Broadening market participation vital to breaking the poverty cycle

27 June 2018

Today is the world’s second Micro-, Small and Medium-Sized Enterprises Day.

At first, it may seem odd to declare an international day for formal and informal small businesses. However, when you find out that these small enterprises account for 60-70 per cent of total global employment and 50 per cent of gross domestic product, you can see how small businesses and the markets they comprise affect everyone.

But for the poor – who have fewer resources, weaker informal networks and often limited access to services – small businesses and markets are especially vital. They provide the direct means through which the poor participate in economic activity: as producers (small-holder farmers and micro-entrepreneurs), as employees (labourers and workers) and as consumers (buyers and beneficiaries of goods and services).

The question, then, for development practitioners, is how businesses and markets can be made to work more effectively for people living in poverty. This is the central question of market systems development.

Introducing market systems development

Market systems development is an international development approach. It seeks to address the underlying causes of market dysfunction through business-focused facilitation, influencing structural changes at the macro, meso or even micro system level to expand livelihood opportunities for the poor and provide a sustainable pathway out of poverty. This is also known as the making markets work for the poor or M4P approach.

__________

__REQUIRED TASK A__:
Reproduce the stretch of the article on market participation from "27 June 2018" through "comprise affect everyone.".
__REQUIRED TASK B__:
Answer these from the article on market participation:
(i) What share of total global employment do small enterprises account for?
(ii) Which occurrence of Micro-, Small and Medium-Sized Enterprises Day falls on the date given?
(iii) What other name is given for the market systems development approach?

Dataset entries

__________

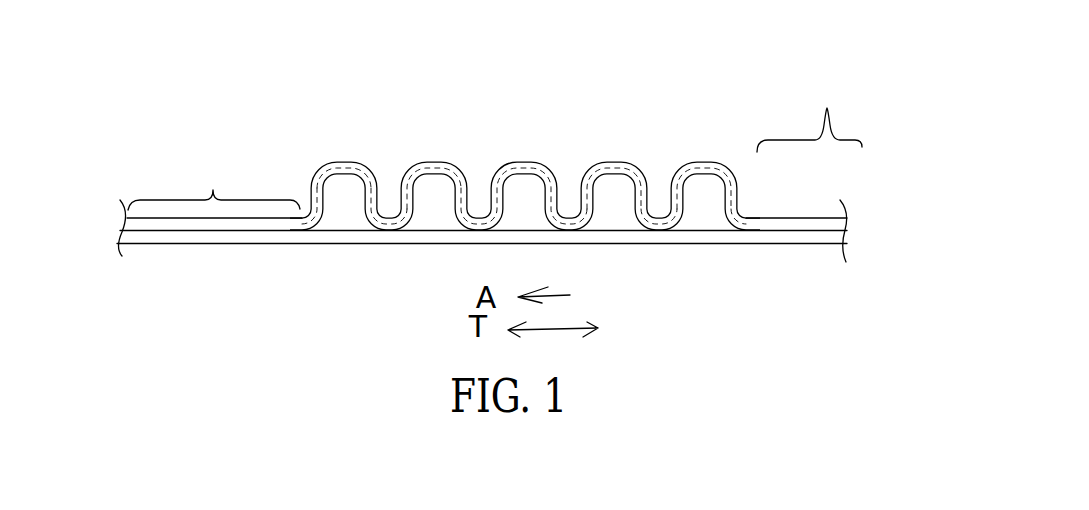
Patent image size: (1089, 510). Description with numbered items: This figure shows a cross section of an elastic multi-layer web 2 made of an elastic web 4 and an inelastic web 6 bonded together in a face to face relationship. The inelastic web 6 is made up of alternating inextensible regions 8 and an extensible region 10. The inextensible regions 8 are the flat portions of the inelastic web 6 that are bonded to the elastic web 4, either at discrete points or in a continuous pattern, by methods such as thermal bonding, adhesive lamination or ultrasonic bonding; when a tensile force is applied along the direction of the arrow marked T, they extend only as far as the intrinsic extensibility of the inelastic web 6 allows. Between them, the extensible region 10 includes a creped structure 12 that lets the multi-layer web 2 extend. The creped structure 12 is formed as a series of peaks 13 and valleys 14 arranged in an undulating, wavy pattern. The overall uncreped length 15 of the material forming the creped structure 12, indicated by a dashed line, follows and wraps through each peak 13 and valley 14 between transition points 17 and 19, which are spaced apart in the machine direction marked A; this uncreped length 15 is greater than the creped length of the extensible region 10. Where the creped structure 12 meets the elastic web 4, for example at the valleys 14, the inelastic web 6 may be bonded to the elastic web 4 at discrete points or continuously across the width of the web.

The elastic multi-layer web 2 is at (950, 175).
The elastic web 4 is at (787, 243).
The inelastic web 6 is at (781, 218).
The inextensible region 8 is at (495, 137).
The extensible region 10 is at (745, 160).
The creped structure 12 is at (429, 174).
The peak 13 is at (613, 162).
The valley 14 is at (377, 230).
The overall uncreped length 15 is at (700, 162).
The transition point 17 is at (742, 222).
The transition point 19 is at (310, 230).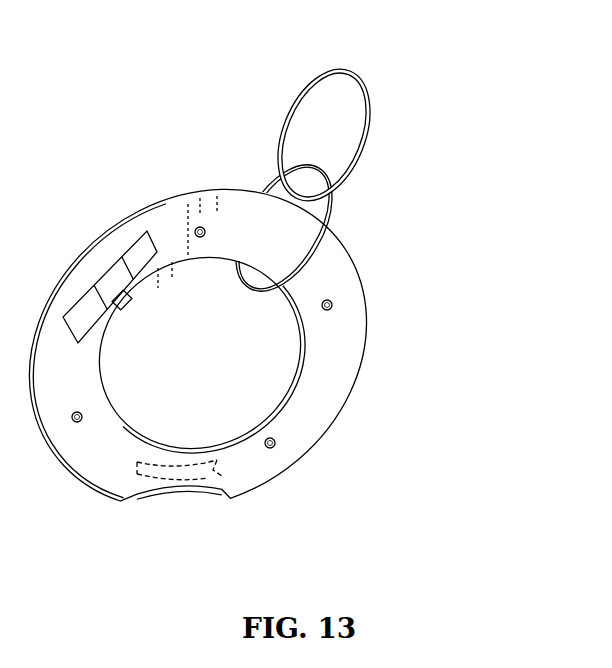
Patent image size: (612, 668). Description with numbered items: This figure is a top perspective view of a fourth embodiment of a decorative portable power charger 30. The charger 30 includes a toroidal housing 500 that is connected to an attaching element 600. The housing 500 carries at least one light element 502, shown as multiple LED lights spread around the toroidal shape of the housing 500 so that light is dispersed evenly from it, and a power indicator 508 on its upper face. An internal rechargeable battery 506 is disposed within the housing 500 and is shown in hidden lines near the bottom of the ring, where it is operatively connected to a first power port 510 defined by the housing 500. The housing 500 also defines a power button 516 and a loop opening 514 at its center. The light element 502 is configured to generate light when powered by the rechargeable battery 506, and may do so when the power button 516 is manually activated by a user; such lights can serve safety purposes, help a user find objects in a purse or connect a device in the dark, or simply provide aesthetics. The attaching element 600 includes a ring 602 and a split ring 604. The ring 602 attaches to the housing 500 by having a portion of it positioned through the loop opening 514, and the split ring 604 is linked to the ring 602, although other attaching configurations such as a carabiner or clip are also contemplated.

The decorative portable power charger 30 is at (446, 61).
The housing 500 is at (366, 300).
The light element 502 is at (205, 228).
The rechargeable battery 506 is at (247, 498).
The power indicator 508 is at (98, 270).
The first power port 510 is at (177, 508).
The loop opening 514 is at (256, 372).
The power button 516 is at (126, 306).
The attaching element 600 is at (352, 203).
The ring 602 is at (326, 226).
The split ring 604 is at (372, 118).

__________

__PROBLEM SOLUTION A__:
27 June 2018

Today is the world’s second Micro-, Small and Medium-Sized Enterprises Day.

At first, it may seem odd to declare an international day for formal and informal small businesses. However, when you find out that these small enterprises account for 60-70 per cent of total global employment and 50 per cent of gross domestic product, you can see how small businesses and the markets they comprise affect everyone.

__PROBLEM SOLUTION B__:
(i) 60-70 per cent
(ii) The second
(iii) The making markets work for the poor, or M4P, approach